Page excerpt »

40 Replies
Daniel Brigham

Posted Friday, April 05, 2013 at 6:52 PM  

Anne Pead said: Hi All

 I should have popped this up a week ago (sorry for being slow) but if anyone is interested in Gamification, there is a course on Coursera (https://www.coursera.org/course/gamification) that has just started and looks like it will be really good (I'm signed up for it!). Good networking opportunity too!

If you don't know Coursera it is an online site that is bringing together several universities from around the world with free, online classes.  Once you have a look you can say goodbye to free time and hello to lots of learning

Enjoy!

Anne

ps - this is a great thread that I really enjoy following! Thanks to all the great contributors!

Bruce Graham said:

Whilst I "get" the whole gamification concept, I'm still struggling to se it's relevance to ANY of my clients :(

I just have this little chimp on my shoulder that keeps saying "Suggest that and you lose the contract...".

I know people love a challenge...I know people love to be competitive etc...but sometimes you just gotta' get on, listen, practice and execute.

Really struggling with this one.

Bruce

Kevin Thorn said:

Hey guys, 

First, let's not confuse a 'game' with 'gamification'. Two different things and two different approaches. It all starts with the analysis of course, and then mapping out a potential design. I agree Bruce, it is not something I would come straight out and suggest to a client as a "design theme" as I would be falsely setting up expectations.

Supplied records »

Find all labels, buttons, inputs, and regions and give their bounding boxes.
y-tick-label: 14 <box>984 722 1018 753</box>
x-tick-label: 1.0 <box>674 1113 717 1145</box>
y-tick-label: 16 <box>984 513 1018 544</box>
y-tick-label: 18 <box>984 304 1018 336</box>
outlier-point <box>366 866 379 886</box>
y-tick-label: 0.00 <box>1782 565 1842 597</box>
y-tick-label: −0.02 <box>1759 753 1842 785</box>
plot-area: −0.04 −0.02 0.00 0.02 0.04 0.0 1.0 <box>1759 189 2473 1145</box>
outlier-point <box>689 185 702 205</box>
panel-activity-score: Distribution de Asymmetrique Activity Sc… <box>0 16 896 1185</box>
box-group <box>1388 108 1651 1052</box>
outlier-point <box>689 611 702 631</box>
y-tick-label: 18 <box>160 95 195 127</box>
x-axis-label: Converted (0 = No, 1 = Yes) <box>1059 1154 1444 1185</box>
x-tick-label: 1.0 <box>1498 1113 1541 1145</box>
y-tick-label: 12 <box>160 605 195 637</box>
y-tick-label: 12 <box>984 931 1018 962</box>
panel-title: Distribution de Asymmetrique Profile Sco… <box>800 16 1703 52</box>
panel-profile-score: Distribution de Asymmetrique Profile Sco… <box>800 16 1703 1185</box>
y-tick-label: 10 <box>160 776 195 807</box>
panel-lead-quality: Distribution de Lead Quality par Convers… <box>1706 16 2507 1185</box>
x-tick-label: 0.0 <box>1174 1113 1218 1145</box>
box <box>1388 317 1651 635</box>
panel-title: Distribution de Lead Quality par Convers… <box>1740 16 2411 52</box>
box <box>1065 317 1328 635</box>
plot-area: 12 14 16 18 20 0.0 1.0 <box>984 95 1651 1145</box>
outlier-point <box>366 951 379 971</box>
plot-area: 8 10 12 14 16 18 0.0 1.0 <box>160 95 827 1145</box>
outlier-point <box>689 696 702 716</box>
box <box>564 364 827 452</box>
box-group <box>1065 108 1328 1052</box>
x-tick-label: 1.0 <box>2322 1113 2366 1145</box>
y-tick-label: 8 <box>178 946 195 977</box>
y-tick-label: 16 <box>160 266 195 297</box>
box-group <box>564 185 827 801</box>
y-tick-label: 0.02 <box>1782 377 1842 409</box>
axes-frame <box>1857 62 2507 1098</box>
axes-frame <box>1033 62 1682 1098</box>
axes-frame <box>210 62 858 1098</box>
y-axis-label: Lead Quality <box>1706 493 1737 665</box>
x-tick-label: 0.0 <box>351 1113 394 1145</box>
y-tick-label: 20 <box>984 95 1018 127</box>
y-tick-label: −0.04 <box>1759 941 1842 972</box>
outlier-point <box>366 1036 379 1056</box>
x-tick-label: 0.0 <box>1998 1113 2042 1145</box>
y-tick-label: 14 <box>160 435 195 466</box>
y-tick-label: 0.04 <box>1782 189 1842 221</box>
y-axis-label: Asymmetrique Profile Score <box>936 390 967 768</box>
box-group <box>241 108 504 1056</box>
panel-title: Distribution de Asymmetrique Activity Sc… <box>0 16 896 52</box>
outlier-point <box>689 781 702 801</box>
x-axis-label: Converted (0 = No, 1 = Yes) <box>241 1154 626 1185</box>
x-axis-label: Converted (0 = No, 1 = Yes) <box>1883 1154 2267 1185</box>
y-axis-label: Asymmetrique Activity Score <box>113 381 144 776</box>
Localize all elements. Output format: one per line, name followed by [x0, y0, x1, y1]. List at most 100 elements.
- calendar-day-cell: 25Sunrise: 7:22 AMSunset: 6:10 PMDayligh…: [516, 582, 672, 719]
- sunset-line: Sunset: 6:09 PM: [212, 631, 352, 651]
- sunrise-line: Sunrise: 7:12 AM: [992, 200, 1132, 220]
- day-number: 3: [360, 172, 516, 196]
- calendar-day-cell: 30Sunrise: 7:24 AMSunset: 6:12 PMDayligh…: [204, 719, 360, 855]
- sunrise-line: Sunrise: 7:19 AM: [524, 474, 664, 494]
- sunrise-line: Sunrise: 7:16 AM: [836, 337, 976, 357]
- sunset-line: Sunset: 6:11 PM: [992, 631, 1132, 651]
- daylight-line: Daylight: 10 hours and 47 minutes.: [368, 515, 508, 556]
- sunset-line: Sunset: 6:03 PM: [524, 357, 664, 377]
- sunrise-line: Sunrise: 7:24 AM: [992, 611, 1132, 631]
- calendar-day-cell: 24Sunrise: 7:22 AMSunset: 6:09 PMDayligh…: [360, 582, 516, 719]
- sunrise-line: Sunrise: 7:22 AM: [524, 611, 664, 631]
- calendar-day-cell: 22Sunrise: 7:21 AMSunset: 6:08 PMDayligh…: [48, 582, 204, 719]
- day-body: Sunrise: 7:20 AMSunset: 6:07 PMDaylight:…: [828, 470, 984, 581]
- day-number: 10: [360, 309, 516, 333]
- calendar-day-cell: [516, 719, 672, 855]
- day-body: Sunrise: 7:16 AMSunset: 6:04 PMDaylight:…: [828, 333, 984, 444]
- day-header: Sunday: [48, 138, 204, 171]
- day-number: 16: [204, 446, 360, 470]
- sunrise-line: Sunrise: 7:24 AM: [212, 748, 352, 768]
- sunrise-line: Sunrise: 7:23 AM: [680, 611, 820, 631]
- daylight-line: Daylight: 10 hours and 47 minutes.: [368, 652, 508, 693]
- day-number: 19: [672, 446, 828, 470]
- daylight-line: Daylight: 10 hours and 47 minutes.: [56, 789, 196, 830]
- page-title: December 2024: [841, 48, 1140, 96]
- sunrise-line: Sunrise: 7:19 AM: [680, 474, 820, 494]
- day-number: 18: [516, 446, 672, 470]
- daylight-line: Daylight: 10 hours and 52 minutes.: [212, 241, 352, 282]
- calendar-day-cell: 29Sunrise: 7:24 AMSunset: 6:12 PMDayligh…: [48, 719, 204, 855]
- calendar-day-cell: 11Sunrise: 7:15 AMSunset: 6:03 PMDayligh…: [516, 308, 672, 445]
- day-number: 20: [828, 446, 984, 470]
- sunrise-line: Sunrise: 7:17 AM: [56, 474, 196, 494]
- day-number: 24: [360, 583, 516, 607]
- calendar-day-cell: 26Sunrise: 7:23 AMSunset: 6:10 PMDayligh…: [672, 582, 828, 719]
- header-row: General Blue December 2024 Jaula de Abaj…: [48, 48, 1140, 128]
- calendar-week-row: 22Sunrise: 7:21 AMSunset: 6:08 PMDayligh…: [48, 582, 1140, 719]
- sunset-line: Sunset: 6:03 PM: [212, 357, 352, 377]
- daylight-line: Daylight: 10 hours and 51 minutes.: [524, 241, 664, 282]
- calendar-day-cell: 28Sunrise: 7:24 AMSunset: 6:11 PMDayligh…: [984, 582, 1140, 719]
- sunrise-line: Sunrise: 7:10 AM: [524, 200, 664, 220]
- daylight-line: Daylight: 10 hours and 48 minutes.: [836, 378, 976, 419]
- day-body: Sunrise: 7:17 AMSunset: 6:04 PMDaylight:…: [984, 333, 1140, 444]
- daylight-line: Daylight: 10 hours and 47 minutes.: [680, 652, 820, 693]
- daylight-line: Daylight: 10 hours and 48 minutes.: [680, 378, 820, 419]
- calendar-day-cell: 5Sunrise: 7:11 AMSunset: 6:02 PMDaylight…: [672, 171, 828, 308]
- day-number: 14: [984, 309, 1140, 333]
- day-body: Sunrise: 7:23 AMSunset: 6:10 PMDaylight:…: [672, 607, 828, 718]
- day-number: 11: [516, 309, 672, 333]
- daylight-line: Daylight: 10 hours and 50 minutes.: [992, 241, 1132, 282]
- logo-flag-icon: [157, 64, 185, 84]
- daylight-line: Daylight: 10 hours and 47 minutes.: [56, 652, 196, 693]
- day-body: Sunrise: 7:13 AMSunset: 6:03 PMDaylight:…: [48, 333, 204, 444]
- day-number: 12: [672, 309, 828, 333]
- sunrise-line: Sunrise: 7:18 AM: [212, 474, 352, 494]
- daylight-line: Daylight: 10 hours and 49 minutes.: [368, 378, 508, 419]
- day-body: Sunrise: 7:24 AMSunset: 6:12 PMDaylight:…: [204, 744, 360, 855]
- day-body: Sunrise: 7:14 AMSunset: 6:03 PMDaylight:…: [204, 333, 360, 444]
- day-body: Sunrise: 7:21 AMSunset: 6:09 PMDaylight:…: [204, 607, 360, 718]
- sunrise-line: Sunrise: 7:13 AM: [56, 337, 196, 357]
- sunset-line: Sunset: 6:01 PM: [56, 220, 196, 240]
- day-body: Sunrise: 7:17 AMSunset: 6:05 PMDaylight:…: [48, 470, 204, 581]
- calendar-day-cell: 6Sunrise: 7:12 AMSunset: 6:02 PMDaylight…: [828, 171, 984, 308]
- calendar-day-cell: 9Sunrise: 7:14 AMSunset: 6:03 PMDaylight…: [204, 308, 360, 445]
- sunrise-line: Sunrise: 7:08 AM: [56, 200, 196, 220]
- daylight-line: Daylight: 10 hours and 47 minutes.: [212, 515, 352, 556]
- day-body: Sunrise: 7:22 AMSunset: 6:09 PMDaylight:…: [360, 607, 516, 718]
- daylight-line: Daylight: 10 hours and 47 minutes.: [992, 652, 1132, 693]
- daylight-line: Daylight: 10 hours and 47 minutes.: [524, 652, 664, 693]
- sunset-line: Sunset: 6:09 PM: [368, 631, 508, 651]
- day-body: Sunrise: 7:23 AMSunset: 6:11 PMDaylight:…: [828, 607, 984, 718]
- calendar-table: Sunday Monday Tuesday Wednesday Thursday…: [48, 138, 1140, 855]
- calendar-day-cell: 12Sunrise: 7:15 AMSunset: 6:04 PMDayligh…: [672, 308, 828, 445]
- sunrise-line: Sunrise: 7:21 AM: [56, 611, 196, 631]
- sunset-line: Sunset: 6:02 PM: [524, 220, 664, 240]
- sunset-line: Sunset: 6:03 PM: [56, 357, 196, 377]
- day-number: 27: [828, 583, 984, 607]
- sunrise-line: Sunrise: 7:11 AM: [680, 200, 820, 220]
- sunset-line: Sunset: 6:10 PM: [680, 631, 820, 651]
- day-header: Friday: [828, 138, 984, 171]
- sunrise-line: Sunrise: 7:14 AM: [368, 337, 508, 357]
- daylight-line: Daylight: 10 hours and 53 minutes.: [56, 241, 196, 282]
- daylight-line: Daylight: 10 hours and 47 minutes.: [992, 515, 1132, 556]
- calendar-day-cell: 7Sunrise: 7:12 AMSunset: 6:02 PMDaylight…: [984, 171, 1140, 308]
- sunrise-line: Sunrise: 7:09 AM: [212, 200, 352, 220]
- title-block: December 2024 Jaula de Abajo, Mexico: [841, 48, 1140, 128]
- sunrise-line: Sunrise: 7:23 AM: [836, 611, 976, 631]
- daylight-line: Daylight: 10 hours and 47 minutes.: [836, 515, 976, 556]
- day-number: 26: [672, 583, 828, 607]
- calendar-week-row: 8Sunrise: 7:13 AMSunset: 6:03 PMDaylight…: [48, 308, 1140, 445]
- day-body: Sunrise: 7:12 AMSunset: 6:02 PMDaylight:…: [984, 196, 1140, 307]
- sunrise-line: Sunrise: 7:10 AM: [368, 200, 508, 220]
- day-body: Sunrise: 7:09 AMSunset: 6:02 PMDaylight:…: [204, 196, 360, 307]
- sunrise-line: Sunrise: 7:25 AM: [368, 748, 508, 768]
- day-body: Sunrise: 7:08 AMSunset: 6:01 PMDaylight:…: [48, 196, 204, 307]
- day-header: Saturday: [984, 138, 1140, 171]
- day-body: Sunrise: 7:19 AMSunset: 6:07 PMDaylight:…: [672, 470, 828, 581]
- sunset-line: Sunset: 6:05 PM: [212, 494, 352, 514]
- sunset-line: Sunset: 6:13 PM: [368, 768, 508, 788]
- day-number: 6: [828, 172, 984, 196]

Exercises to complete »
(A) According to the forum thread, what is Coursera?
(B) Copy the forum thread from the words "Posted Friday, April" up to and including the words "networking opportunity too!".
Rely only on the forum thread.

Answers to the problems »
(A) An online site that brings together several universities from around the world with free, online classes.

(B)
Posted Friday, April 05, 2013 at 6:52 PM  

Anne Pead said: Hi All

 I should have popped this up a week ago (sorry for being slow) but if anyone is interested in Gamification, there is a course on Coursera (https://www.coursera.org/course/gamification) that has just started and looks like it will be really good (I'm signed up for it!). Good networking opportunity too!